> [Data listing]:
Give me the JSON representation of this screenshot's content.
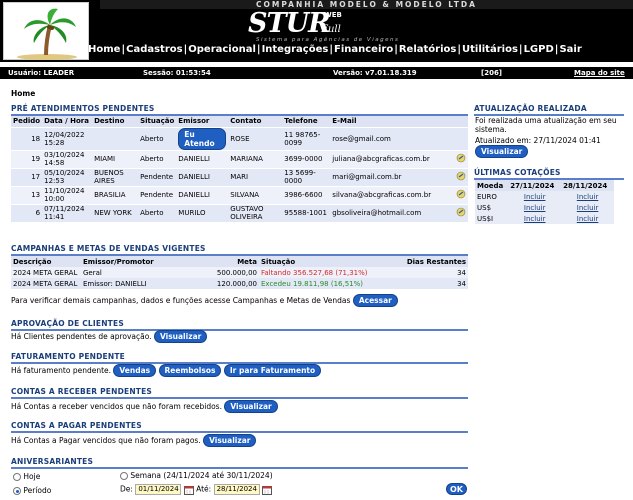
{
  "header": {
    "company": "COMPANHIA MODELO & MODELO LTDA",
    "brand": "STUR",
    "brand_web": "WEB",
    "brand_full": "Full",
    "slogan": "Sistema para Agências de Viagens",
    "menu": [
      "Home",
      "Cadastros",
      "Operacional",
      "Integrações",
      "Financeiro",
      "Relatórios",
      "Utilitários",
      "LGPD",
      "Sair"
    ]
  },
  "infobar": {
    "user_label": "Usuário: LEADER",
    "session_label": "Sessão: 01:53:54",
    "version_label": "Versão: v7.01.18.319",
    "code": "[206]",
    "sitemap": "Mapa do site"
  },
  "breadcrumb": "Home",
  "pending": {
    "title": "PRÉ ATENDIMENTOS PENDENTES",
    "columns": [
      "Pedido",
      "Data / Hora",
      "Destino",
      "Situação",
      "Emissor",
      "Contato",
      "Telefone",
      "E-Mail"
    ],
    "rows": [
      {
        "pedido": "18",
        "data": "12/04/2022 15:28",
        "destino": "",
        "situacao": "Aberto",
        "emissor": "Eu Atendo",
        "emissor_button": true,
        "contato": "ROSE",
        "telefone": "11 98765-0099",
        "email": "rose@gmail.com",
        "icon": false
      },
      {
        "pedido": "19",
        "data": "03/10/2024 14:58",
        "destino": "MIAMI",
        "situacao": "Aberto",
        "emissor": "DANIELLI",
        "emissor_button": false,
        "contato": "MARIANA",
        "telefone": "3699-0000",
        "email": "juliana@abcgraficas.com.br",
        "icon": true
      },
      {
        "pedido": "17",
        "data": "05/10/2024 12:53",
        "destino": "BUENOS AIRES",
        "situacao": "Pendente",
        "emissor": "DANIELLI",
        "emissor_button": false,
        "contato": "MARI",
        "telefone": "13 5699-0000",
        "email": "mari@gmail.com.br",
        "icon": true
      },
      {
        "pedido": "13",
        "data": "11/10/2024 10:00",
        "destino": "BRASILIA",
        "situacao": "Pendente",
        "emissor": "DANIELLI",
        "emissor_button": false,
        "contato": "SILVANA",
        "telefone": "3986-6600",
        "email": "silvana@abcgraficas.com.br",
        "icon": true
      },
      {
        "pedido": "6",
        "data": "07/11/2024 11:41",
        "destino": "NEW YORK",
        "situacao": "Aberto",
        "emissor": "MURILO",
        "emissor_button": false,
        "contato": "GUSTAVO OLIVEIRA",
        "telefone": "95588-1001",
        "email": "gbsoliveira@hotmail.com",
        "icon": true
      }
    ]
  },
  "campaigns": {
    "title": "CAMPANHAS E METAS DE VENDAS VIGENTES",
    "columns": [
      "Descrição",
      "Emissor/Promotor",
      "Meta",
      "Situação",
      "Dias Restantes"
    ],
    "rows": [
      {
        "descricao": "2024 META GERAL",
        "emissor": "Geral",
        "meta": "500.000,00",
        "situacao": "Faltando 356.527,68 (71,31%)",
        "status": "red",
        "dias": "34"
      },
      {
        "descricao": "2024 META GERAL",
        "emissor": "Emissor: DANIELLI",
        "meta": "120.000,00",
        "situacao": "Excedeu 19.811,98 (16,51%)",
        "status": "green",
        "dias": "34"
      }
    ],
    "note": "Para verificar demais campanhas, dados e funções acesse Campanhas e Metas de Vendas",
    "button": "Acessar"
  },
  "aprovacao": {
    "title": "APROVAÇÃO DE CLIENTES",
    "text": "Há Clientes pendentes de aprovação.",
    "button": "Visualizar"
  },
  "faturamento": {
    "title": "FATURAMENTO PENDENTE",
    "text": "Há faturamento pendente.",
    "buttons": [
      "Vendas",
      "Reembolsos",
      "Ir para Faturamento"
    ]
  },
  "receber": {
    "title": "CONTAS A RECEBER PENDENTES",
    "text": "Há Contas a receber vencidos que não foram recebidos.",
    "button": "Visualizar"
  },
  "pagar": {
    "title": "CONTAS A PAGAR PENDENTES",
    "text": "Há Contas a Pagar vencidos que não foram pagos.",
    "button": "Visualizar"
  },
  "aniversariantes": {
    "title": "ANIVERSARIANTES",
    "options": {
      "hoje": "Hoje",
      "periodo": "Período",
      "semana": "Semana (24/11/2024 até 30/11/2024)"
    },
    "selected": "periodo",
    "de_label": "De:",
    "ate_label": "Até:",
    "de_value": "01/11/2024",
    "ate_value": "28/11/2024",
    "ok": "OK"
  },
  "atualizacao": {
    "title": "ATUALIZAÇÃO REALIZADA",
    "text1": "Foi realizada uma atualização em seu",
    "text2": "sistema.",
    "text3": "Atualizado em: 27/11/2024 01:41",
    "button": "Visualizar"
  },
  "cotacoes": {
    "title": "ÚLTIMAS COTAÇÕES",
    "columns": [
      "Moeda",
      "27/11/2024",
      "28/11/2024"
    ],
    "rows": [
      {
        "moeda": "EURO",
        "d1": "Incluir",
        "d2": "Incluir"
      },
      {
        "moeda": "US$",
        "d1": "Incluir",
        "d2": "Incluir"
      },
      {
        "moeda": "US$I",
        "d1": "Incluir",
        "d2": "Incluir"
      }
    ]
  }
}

* * *

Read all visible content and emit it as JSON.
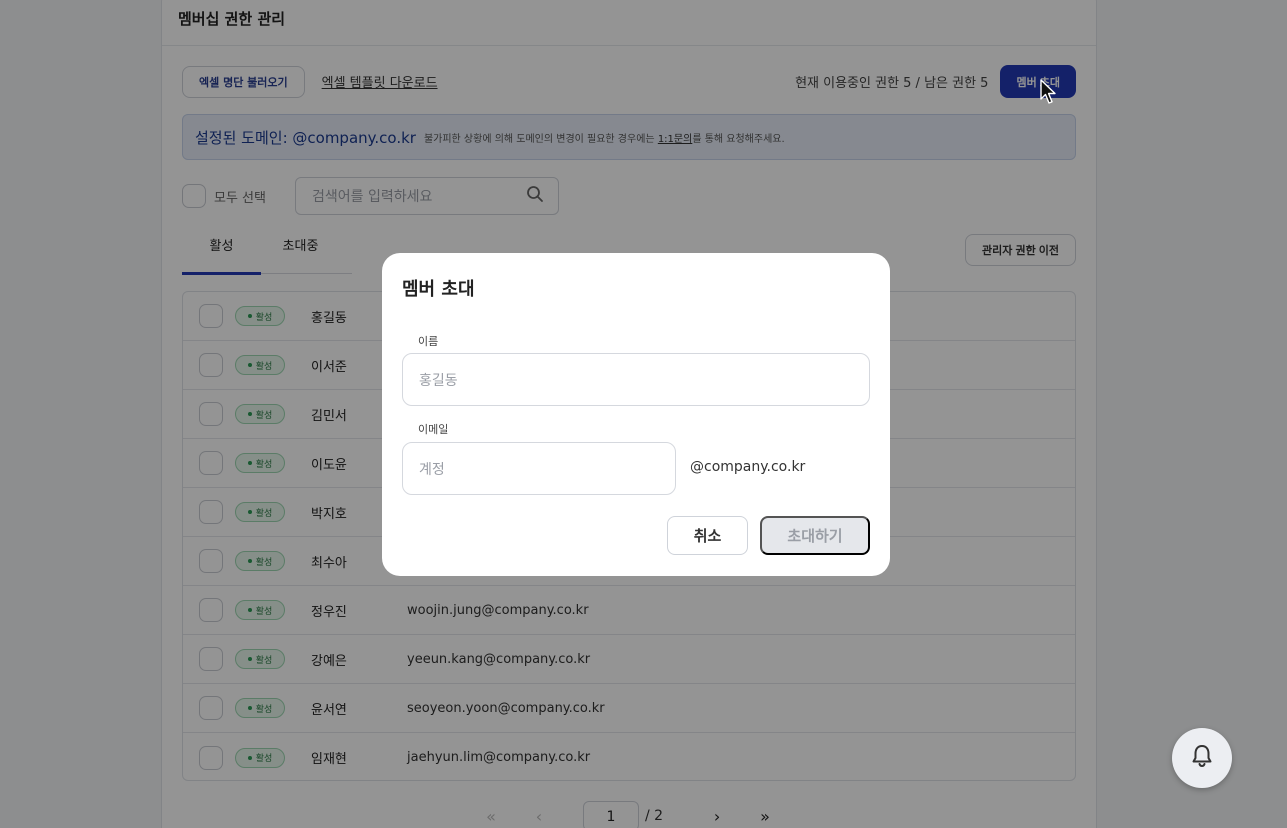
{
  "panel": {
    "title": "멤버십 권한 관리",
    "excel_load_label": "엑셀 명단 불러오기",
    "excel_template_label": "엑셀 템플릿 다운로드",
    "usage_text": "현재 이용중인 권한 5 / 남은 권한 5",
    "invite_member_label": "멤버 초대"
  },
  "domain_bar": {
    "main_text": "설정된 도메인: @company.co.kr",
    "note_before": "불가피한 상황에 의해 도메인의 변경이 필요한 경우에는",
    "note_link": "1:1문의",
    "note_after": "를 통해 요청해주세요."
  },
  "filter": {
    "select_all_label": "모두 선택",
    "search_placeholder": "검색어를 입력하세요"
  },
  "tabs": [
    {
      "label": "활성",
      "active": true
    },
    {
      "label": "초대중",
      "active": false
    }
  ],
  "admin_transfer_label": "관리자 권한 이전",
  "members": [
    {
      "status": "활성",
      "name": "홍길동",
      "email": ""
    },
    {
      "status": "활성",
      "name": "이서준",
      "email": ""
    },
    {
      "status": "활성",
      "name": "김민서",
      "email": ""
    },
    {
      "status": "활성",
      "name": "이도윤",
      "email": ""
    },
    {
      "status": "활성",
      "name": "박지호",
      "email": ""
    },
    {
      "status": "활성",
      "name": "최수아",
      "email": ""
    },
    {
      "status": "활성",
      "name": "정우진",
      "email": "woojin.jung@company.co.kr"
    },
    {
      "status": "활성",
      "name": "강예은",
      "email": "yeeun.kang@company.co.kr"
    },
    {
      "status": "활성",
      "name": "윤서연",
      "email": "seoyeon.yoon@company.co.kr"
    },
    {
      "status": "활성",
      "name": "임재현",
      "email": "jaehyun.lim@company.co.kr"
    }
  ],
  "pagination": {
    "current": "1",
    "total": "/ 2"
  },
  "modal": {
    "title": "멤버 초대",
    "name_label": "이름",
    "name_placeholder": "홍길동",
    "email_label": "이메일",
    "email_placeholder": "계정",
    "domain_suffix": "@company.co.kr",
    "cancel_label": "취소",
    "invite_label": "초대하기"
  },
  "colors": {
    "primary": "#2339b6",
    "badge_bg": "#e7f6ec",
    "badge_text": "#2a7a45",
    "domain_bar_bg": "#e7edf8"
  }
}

* * *

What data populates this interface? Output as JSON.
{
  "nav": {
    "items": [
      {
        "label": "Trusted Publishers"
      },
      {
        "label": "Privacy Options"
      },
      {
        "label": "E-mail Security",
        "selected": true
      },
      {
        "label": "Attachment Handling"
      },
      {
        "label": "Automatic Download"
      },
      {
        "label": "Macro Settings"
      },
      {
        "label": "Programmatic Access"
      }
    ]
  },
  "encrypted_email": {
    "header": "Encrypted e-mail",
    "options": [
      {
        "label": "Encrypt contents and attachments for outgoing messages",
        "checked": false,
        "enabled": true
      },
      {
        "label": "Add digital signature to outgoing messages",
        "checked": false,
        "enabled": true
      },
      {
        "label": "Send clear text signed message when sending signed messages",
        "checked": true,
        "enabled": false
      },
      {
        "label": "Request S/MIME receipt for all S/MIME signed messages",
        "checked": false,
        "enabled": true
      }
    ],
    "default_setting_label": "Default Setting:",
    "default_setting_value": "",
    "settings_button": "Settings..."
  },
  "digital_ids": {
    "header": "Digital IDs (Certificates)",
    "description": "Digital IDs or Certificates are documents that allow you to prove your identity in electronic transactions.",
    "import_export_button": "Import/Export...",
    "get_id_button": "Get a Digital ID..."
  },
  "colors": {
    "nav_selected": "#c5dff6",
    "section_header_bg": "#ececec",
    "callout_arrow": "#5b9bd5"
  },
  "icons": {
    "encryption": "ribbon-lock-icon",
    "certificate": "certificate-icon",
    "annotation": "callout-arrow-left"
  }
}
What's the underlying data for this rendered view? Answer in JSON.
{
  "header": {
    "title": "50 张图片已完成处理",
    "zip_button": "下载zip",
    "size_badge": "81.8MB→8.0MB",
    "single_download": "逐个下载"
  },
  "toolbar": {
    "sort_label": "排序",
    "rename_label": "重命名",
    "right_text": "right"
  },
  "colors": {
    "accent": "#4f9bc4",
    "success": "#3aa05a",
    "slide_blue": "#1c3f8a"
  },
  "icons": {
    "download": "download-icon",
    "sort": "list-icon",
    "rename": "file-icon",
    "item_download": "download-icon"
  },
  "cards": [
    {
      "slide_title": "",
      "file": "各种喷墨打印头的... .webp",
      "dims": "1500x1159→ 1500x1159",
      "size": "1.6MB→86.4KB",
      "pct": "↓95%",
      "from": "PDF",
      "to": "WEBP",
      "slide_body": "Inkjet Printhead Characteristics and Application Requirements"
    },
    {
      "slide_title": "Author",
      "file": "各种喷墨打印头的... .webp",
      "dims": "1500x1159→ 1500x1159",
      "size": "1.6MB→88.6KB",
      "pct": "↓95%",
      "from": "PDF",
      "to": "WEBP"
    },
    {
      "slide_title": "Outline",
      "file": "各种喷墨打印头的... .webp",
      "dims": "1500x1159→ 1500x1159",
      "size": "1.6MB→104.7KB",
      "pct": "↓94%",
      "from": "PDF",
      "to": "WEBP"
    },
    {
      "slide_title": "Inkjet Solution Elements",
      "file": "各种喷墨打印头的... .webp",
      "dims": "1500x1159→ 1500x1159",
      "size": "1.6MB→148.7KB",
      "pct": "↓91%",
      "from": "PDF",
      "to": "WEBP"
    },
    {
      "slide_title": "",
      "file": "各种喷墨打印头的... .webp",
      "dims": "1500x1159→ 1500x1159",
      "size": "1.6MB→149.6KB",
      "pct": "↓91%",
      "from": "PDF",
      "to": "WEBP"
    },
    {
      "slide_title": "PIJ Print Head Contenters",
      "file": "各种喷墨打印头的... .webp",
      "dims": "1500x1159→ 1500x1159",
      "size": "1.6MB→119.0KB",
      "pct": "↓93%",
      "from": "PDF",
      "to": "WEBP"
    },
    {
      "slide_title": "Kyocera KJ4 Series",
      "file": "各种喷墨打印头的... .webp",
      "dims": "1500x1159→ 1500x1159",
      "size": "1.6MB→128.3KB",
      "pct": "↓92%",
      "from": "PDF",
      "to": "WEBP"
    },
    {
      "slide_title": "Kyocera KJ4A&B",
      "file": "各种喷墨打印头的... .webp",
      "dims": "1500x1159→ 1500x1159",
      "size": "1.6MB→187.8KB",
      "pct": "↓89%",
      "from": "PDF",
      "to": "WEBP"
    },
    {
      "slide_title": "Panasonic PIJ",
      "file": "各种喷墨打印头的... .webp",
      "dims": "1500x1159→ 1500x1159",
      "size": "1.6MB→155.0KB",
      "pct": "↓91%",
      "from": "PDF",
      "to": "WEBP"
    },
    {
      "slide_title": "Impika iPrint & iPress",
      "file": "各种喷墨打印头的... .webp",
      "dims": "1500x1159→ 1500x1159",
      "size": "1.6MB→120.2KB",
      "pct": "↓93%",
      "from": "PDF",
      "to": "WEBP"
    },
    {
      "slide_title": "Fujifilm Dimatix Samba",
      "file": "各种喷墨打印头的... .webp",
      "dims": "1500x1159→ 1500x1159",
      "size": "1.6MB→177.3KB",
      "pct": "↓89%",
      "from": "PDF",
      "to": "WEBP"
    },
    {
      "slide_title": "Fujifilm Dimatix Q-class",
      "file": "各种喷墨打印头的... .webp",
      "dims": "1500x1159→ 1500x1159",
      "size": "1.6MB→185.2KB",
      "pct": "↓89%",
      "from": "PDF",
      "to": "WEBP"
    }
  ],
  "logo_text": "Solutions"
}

> [Task]:
In the records above, find each line holding "Settings" and copy it.

> [Complete answer]:
        "label": "Macro Settings"
    "settings_button": "Settings..."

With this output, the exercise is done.